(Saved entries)
───

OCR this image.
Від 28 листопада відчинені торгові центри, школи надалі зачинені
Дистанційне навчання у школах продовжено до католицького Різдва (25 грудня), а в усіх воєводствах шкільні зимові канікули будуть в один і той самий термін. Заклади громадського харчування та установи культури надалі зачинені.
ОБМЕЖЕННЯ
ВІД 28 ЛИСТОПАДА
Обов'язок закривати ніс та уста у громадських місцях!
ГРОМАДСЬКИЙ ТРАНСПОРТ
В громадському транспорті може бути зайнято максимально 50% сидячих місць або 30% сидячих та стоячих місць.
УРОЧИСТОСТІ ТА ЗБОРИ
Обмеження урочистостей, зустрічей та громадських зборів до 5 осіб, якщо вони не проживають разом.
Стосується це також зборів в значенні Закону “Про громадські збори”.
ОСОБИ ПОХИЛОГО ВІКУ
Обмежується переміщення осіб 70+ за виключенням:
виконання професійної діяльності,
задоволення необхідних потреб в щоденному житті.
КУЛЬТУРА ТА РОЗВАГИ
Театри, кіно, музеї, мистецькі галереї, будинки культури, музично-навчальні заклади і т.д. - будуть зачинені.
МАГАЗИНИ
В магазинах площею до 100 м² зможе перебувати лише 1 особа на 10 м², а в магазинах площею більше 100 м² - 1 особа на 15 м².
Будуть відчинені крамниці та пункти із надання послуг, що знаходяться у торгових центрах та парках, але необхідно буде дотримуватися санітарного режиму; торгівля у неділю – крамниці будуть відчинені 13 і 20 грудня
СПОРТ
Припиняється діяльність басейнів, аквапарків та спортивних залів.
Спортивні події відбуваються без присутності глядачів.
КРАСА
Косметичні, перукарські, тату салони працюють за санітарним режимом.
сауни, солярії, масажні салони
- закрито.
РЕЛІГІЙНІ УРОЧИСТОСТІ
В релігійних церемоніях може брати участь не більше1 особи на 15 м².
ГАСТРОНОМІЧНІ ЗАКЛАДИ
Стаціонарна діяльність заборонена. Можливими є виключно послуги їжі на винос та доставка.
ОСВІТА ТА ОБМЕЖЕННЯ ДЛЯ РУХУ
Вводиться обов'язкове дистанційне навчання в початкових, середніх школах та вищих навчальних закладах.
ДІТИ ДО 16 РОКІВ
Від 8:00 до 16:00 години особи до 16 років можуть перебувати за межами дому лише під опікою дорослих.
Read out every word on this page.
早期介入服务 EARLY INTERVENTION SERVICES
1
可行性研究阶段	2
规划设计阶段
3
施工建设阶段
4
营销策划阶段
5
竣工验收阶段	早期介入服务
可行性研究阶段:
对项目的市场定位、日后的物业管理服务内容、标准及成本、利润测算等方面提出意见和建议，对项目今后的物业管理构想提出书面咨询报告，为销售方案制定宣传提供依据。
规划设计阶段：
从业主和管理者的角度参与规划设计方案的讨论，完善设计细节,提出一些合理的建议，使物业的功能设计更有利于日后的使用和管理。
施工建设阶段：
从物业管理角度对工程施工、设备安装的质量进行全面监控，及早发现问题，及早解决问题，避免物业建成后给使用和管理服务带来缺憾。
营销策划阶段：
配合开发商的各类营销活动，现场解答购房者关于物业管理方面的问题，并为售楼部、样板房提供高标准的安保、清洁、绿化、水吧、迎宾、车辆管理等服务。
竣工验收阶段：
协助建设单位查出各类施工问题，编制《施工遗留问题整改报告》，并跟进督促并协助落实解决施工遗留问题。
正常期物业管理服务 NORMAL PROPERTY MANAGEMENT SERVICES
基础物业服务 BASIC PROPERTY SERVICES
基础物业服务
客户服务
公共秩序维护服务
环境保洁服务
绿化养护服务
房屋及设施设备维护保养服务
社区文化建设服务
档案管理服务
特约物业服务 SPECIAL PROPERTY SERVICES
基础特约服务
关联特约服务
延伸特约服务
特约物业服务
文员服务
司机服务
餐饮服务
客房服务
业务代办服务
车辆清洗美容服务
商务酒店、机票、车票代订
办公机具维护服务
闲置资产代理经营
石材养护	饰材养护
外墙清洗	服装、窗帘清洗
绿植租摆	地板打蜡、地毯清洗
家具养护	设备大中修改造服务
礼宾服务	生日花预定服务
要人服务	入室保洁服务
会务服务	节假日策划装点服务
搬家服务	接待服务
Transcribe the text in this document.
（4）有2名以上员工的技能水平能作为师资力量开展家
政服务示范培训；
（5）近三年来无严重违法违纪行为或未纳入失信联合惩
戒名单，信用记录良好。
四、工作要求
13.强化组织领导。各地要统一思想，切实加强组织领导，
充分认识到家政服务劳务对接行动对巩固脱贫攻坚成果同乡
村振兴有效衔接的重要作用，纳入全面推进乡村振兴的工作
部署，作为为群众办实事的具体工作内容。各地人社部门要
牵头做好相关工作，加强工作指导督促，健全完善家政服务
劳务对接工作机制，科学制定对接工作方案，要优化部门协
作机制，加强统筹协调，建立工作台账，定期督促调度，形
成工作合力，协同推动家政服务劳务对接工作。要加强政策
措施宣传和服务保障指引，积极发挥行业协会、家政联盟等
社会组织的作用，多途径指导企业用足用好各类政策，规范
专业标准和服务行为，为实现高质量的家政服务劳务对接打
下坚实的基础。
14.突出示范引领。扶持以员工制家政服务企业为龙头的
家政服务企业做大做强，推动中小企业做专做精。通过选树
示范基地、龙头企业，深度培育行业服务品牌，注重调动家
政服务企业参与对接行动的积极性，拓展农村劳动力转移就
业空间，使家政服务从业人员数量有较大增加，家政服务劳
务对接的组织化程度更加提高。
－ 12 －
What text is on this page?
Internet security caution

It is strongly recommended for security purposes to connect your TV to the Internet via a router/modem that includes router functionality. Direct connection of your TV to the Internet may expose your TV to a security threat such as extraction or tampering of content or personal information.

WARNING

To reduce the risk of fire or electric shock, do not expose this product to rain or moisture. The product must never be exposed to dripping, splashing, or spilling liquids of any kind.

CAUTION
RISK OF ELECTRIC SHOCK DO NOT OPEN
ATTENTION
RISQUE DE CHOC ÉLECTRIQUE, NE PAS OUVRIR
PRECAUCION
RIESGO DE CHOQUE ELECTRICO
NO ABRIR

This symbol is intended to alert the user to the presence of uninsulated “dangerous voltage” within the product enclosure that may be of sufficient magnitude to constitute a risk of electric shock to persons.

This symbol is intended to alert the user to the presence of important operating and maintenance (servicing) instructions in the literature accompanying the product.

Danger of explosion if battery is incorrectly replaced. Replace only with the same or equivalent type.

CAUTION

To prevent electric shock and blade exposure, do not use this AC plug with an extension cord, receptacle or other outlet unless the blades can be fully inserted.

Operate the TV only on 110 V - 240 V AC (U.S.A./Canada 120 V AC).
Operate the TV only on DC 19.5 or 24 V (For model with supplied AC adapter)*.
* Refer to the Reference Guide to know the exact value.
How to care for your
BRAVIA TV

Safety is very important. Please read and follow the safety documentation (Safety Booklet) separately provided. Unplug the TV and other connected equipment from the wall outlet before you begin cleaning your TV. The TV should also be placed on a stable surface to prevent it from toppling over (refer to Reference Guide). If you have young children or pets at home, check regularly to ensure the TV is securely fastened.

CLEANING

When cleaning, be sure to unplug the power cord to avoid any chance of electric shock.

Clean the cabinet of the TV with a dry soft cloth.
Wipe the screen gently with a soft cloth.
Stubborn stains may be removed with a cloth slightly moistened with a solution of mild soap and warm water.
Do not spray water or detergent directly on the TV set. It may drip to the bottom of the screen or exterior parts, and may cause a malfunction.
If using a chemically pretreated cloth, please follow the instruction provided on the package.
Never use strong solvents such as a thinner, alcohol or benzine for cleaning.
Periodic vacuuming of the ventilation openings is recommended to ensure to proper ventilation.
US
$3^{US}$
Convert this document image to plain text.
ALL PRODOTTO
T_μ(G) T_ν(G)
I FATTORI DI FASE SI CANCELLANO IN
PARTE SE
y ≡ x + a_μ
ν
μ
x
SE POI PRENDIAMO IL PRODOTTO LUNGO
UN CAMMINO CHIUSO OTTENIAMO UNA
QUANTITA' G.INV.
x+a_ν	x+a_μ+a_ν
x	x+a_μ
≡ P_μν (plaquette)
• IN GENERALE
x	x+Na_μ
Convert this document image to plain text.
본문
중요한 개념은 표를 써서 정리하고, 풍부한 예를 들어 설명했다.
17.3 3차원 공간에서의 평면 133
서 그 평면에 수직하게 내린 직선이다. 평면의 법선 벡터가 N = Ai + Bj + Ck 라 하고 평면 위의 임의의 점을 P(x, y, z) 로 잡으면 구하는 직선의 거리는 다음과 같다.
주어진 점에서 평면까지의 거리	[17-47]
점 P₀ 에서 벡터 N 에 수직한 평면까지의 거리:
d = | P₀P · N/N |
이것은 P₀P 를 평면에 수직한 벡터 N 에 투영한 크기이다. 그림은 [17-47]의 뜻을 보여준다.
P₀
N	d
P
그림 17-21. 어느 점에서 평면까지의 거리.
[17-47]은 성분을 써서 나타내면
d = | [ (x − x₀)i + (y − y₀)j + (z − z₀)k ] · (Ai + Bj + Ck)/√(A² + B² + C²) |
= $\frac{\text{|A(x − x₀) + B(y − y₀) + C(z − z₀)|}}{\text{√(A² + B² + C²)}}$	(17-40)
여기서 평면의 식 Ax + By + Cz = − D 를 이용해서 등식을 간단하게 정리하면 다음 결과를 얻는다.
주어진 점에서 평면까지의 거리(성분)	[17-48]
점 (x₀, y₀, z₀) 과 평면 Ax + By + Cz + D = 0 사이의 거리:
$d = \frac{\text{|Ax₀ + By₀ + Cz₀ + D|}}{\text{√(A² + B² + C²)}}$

───

§ Given exercise: Answer with one number: how many lines in the listing hold "provided".

§ Result of this task: 2